* Supplied material:
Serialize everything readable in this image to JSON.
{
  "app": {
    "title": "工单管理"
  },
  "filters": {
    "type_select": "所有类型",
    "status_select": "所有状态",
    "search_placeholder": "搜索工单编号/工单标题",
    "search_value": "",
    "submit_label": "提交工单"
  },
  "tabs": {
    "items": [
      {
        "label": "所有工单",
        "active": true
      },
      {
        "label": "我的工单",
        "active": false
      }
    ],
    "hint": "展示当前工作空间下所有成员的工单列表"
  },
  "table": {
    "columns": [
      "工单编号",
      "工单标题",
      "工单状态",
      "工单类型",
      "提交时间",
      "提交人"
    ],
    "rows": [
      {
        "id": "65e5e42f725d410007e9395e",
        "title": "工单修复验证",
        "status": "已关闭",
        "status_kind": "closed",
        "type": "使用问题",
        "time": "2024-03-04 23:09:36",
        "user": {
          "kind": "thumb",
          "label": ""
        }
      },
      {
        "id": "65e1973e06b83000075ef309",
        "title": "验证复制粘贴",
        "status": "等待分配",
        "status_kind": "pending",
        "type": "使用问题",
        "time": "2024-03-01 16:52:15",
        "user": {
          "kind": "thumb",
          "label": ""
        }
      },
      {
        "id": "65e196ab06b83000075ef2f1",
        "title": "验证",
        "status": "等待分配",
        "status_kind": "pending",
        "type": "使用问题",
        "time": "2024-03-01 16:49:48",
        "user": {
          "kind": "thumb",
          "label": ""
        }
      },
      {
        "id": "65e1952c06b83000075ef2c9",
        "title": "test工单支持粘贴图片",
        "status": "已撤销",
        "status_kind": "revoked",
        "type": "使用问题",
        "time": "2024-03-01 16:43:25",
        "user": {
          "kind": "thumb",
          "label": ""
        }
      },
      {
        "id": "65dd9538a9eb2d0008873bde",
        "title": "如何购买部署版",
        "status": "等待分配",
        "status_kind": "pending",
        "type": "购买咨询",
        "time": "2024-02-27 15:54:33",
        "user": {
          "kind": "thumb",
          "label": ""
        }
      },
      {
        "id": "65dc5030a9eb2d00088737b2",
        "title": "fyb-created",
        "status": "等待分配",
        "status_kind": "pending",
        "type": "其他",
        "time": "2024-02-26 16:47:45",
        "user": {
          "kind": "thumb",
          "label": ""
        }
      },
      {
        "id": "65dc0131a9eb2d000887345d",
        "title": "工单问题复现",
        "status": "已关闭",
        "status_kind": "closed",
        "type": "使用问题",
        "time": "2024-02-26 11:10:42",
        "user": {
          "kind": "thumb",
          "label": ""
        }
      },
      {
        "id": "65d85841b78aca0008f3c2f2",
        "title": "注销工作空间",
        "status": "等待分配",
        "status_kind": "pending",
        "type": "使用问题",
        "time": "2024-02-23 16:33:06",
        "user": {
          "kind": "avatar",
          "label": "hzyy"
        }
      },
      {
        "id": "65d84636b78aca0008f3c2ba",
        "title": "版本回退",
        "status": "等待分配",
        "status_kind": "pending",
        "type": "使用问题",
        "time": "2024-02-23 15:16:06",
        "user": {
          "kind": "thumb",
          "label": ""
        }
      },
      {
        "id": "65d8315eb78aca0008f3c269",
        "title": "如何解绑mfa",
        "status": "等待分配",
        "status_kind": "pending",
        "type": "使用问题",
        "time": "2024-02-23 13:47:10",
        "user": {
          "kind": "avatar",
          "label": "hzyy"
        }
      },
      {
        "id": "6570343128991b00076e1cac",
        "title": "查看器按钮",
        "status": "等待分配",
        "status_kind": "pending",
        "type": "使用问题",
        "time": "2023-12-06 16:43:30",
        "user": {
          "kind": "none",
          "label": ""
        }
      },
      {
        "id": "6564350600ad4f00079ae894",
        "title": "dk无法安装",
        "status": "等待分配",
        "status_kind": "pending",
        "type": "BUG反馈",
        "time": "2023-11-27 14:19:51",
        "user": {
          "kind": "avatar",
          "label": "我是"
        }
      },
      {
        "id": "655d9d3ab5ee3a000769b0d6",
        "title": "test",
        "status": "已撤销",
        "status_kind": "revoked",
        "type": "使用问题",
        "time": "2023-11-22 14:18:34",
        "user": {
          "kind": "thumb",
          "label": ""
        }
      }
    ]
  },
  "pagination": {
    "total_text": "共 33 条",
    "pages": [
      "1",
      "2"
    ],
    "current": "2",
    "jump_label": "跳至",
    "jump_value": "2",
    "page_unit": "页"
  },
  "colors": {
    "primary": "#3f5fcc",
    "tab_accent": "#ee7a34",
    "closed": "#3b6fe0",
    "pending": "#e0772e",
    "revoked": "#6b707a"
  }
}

* What you should do:
All the entries above need to be reproduced exactly.

* Complete answer:
Serialize everything readable in this image to JSON.
{
  "app": {
    "title": "工单管理"
  },
  "filters": {
    "type_select": "所有类型",
    "status_select": "所有状态",
    "search_placeholder": "搜索工单编号/工单标题",
    "search_value": "",
    "submit_label": "提交工单"
  },
  "tabs": {
    "items": [
      {
        "label": "所有工单",
        "active": true
      },
      {
        "label": "我的工单",
        "active": false
      }
    ],
    "hint": "展示当前工作空间下所有成员的工单列表"
  },
  "table": {
    "columns": [
      "工单编号",
      "工单标题",
      "工单状态",
      "工单类型",
      "提交时间",
      "提交人"
    ],
    "rows": [
      {
        "id": "65e5e42f725d410007e9395e",
        "title": "工单修复验证",
        "status": "已关闭",
        "status_kind": "closed",
        "type": "使用问题",
        "time": "2024-03-04 23:09:36",
        "user": {
          "kind": "thumb",
          "label": ""
        }
      },
      {
        "id": "65e1973e06b83000075ef309",
        "title": "验证复制粘贴",
        "status": "等待分配",
        "status_kind": "pending",
        "type": "使用问题",
        "time": "2024-03-01 16:52:15",
        "user": {
          "kind": "thumb",
          "label": ""
        }
      },
      {
        "id": "65e196ab06b83000075ef2f1",
        "title": "验证",
        "status": "等待分配",
        "status_kind": "pending",
        "type": "使用问题",
        "time": "2024-03-01 16:49:48",
        "user": {
          "kind": "thumb",
          "label": ""
        }
      },
      {
        "id": "65e1952c06b83000075ef2c9",
        "title": "test工单支持粘贴图片",
        "status": "已撤销",
        "status_kind": "revoked",
        "type": "使用问题",
        "time": "2024-03-01 16:43:25",
        "user": {
          "kind": "thumb",
          "label": ""
        }
      },
      {
        "id": "65dd9538a9eb2d0008873bde",
        "title": "如何购买部署版",
        "status": "等待分配",
        "status_kind": "pending",
        "type": "购买咨询",
        "time": "2024-02-27 15:54:33",
        "user": {
          "kind": "thumb",
          "label": ""
        }
      },
      {
        "id": "65dc5030a9eb2d00088737b2",
        "title": "fyb-created",
        "status": "等待分配",
        "status_kind": "pending",
        "type": "其他",
        "time": "2024-02-26 16:47:45",
        "user": {
          "kind": "thumb",
          "label": ""
        }
      },
      {
        "id": "65dc0131a9eb2d000887345d",
        "title": "工单问题复现",
        "status": "已关闭",
        "status_kind": "closed",
        "type": "使用问题",
        "time": "2024-02-26 11:10:42",
        "user": {
          "kind": "thumb",
          "label": ""
        }
      },
      {
        "id": "65d85841b78aca0008f3c2f2",
        "title": "注销工作空间",
        "status": "等待分配",
        "status_kind": "pending",
        "type": "使用问题",
        "time": "2024-02-23 16:33:06",
        "user": {
          "kind": "avatar",
          "label": "hzyy"
        }
      },
      {
        "id": "65d84636b78aca0008f3c2ba",
        "title": "版本回退",
        "status": "等待分配",
        "status_kind": "pending",
        "type": "使用问题",
        "time": "2024-02-23 15:16:06",
        "user": {
          "kind": "thumb",
          "label": ""
        }
      },
      {
        "id": "65d8315eb78aca0008f3c269",
        "title": "如何解绑mfa",
        "status": "等待分配",
        "status_kind": "pending",
        "type": "使用问题",
        "time": "2024-02-23 13:47:10",
        "user": {
          "kind": "avatar",
          "label": "hzyy"
        }
      },
      {
        "id": "6570343128991b00076e1cac",
        "title": "查看器按钮",
        "status": "等待分配",
        "status_kind": "pending",
        "type": "使用问题",
        "time": "2023-12-06 16:43:30",
        "user": {
          "kind": "none",
          "label": ""
        }
      },
      {
        "id": "6564350600ad4f00079ae894",
        "title": "dk无法安装",
        "status": "等待分配",
        "status_kind": "pending",
        "type": "BUG反馈",
        "time": "2023-11-27 14:19:51",
        "user": {
          "kind": "avatar",
          "label": "我是"
        }
      },
      {
        "id": "655d9d3ab5ee3a000769b0d6",
        "title": "test",
        "status": "已撤销",
        "status_kind": "revoked",
        "type": "使用问题",
        "time": "2023-11-22 14:18:34",
        "user": {
          "kind": "thumb",
          "label": ""
        }
      }
    ]
  },
  "pagination": {
    "total_text": "共 33 条",
    "pages": [
      "1",
      "2"
    ],
    "current": "2",
    "jump_label": "跳至",
    "jump_value": "2",
    "page_unit": "页"
  },
  "colors": {
    "primary": "#3f5fcc",
    "tab_accent": "#ee7a34",
    "closed": "#3b6fe0",
    "pending": "#e0772e",
    "revoked": "#6b707a"
  }
}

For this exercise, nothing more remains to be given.